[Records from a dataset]
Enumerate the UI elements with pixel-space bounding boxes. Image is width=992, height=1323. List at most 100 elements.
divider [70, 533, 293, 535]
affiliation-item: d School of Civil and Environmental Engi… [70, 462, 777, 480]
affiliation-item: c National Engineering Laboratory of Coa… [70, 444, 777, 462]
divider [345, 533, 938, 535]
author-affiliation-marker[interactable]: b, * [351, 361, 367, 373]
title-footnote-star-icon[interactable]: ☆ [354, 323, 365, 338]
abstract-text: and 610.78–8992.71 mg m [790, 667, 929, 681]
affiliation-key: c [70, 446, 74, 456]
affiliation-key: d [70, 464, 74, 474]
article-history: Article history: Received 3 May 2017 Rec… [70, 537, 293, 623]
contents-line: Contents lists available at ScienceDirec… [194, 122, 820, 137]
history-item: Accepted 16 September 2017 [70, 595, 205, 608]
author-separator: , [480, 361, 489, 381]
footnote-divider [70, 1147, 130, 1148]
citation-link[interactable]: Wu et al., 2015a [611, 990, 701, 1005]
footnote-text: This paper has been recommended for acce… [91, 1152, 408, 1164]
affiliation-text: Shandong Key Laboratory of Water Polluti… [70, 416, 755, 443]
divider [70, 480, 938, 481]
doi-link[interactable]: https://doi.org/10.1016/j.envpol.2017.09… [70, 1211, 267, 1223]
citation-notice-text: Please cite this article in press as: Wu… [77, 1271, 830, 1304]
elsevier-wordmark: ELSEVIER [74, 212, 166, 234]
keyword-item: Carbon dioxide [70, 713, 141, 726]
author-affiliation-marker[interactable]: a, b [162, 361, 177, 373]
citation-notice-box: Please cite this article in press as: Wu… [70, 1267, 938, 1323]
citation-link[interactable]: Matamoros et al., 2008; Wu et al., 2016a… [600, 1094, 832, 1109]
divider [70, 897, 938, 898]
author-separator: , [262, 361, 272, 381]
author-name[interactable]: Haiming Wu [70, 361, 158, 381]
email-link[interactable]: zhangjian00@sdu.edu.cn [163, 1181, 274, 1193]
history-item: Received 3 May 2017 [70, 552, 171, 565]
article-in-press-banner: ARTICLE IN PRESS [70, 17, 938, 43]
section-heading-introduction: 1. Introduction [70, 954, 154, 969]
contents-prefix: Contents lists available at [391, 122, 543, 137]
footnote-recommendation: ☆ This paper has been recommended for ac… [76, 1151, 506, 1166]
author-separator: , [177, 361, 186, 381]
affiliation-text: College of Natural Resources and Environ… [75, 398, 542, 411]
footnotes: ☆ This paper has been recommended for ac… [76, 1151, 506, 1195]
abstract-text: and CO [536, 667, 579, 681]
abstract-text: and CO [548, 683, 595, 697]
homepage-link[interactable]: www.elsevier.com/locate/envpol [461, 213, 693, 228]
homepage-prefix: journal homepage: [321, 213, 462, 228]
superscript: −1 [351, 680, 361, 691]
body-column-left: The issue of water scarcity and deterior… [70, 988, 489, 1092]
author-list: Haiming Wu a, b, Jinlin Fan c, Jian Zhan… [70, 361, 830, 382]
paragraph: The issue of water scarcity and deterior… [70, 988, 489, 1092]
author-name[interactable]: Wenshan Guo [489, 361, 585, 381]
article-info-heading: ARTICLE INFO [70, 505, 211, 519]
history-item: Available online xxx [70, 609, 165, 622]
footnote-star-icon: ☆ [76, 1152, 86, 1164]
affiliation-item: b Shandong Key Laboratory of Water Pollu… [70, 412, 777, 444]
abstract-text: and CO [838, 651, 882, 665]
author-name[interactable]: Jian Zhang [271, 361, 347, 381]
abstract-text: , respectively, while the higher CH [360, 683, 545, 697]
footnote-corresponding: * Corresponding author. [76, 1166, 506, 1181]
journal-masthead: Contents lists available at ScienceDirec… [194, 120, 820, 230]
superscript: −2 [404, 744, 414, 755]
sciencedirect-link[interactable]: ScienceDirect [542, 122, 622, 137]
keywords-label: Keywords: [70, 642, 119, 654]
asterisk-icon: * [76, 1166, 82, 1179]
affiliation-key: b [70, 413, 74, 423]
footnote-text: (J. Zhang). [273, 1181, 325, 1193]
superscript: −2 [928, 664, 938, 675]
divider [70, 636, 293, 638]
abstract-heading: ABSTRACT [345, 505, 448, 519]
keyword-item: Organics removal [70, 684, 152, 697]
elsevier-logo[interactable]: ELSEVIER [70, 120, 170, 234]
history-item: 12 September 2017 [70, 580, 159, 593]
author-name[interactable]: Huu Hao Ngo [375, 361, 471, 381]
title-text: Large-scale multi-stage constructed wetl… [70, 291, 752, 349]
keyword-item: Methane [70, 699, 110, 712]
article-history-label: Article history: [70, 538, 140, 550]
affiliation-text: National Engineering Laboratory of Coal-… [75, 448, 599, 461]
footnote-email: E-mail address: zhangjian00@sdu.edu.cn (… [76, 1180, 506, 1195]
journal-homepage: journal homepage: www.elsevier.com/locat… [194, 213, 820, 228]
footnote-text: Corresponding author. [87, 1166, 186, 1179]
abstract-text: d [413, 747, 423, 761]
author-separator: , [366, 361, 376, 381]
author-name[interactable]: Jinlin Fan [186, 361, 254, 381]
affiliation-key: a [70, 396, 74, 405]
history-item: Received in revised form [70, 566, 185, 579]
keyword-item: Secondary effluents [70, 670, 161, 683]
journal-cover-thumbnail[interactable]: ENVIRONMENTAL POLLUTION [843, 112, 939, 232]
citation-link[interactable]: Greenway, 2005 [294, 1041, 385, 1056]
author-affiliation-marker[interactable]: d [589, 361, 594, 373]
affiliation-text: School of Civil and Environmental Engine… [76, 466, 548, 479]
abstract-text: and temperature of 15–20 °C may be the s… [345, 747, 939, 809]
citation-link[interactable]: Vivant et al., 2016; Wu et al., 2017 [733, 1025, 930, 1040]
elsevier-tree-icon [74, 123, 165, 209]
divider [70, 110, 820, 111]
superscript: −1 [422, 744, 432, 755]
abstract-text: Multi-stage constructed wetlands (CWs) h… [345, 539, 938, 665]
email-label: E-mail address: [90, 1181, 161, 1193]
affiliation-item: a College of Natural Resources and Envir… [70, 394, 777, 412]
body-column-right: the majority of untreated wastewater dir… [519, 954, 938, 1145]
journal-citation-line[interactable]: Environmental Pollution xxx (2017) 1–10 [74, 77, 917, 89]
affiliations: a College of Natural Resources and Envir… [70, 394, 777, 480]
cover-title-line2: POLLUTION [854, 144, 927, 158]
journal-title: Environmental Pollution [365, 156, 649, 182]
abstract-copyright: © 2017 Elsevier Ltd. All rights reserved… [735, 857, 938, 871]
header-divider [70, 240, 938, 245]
* * *
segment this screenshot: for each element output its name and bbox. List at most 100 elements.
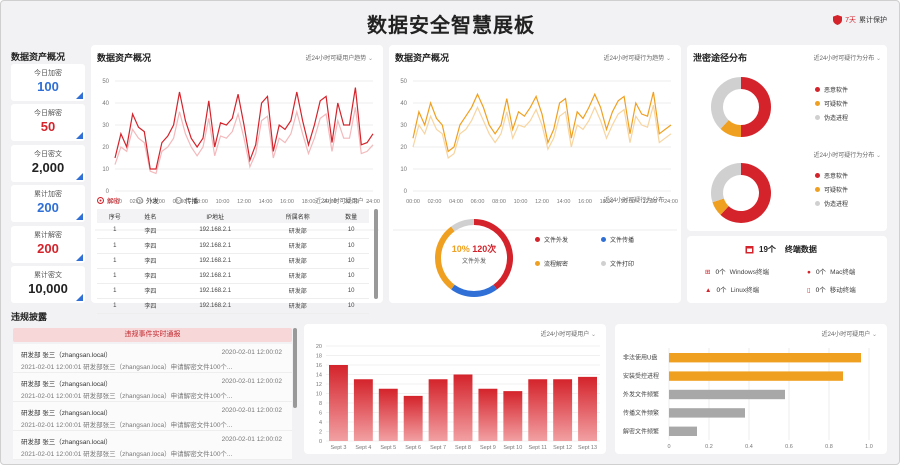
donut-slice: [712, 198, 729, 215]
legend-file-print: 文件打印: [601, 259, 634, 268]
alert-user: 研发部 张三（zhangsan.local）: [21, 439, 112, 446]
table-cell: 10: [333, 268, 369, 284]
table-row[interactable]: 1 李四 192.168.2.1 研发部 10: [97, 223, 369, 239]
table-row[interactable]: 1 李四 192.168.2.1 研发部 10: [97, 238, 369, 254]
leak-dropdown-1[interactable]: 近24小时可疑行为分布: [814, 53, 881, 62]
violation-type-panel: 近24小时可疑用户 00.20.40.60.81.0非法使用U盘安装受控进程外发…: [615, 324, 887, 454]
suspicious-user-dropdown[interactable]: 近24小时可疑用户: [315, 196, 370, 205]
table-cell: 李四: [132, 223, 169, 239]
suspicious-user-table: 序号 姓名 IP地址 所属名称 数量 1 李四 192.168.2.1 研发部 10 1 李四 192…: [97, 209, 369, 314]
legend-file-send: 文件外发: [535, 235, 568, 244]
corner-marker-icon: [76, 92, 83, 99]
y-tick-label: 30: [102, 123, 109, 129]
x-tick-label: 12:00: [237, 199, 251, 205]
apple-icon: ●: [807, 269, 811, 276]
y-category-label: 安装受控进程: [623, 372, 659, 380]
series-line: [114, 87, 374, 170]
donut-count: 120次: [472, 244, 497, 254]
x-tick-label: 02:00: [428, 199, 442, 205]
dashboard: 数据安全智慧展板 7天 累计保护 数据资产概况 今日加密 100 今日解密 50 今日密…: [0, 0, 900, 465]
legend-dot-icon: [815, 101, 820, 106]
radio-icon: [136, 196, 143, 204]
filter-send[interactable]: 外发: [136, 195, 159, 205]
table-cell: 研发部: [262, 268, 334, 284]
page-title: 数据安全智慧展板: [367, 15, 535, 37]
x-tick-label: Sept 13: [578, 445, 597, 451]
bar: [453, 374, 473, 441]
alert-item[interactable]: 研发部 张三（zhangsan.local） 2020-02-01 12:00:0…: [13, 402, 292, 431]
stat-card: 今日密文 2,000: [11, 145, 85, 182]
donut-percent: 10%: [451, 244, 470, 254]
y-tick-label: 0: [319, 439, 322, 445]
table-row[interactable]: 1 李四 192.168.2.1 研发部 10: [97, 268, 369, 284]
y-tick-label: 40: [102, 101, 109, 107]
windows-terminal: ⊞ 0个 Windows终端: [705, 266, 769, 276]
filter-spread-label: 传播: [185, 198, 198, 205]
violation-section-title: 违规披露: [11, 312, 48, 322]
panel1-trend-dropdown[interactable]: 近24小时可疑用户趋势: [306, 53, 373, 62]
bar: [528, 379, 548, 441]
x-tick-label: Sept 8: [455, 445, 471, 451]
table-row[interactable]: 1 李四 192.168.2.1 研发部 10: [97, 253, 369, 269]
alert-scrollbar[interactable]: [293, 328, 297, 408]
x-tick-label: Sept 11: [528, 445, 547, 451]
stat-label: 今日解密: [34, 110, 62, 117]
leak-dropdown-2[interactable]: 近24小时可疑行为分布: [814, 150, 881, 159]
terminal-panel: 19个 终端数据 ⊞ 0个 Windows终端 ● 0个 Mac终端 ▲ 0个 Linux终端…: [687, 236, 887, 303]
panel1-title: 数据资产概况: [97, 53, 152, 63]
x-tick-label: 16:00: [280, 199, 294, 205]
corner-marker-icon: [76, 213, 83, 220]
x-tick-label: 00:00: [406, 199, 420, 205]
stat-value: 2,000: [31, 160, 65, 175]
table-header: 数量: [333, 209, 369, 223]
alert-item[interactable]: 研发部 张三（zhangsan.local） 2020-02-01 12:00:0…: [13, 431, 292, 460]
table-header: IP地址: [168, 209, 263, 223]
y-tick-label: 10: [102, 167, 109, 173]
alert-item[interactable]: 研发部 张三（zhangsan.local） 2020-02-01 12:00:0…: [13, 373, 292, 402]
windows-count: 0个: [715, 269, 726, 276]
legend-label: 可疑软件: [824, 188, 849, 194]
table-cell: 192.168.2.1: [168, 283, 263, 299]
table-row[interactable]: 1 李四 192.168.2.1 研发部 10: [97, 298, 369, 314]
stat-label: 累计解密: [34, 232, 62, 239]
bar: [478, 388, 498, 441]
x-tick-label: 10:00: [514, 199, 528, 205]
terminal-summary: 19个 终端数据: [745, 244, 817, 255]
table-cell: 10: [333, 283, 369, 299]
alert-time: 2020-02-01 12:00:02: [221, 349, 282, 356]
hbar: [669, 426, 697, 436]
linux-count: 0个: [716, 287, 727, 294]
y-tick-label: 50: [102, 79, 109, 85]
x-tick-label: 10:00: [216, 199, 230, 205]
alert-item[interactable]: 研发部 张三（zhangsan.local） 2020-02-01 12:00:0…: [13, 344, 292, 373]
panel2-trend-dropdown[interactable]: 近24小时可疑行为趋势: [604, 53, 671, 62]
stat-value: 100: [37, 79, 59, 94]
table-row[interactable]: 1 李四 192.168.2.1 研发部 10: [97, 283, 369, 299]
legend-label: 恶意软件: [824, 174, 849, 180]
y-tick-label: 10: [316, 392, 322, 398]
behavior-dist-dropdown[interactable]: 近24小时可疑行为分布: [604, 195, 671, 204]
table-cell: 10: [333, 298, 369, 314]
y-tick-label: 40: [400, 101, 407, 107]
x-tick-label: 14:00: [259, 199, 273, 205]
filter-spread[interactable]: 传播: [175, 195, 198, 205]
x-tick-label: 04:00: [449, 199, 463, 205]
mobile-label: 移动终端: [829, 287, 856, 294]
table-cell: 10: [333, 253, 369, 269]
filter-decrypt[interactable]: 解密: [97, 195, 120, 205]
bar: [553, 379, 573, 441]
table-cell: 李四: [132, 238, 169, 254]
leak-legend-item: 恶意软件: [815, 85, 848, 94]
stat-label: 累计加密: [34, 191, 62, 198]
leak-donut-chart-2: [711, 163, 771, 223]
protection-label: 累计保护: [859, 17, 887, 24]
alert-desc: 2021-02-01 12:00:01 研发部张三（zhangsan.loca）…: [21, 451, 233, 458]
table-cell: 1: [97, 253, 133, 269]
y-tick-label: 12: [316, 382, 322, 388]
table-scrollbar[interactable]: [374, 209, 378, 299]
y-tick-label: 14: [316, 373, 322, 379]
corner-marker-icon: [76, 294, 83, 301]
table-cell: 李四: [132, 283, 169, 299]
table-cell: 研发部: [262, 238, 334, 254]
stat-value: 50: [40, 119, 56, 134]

→ Task details
Please rewrite the lines of the listing from the one containing "Enumerate the UI" through the one containing "author-affiliation-marker[interactable]: b, *" as a JSON list of strings, one string per line, leaving out blank lines.

→ Result of the exercise
[
  "Enumerate the UI elements with pixel-space bounding boxes. Image is width=992, height=1323. List at most 100 elements.",
  "divider [70, 533, 293, 535]",
  "affiliation-item: d School of Civil and Environmental Engi… [70, 462, 777, 480]",
  "affiliation-item: c National Engineering Laboratory of Coa… [70, 444, 777, 462]",
  "divider [345, 533, 938, 535]",
  "author-affiliation-marker[interactable]: b, * [351, 361, 367, 373]"
]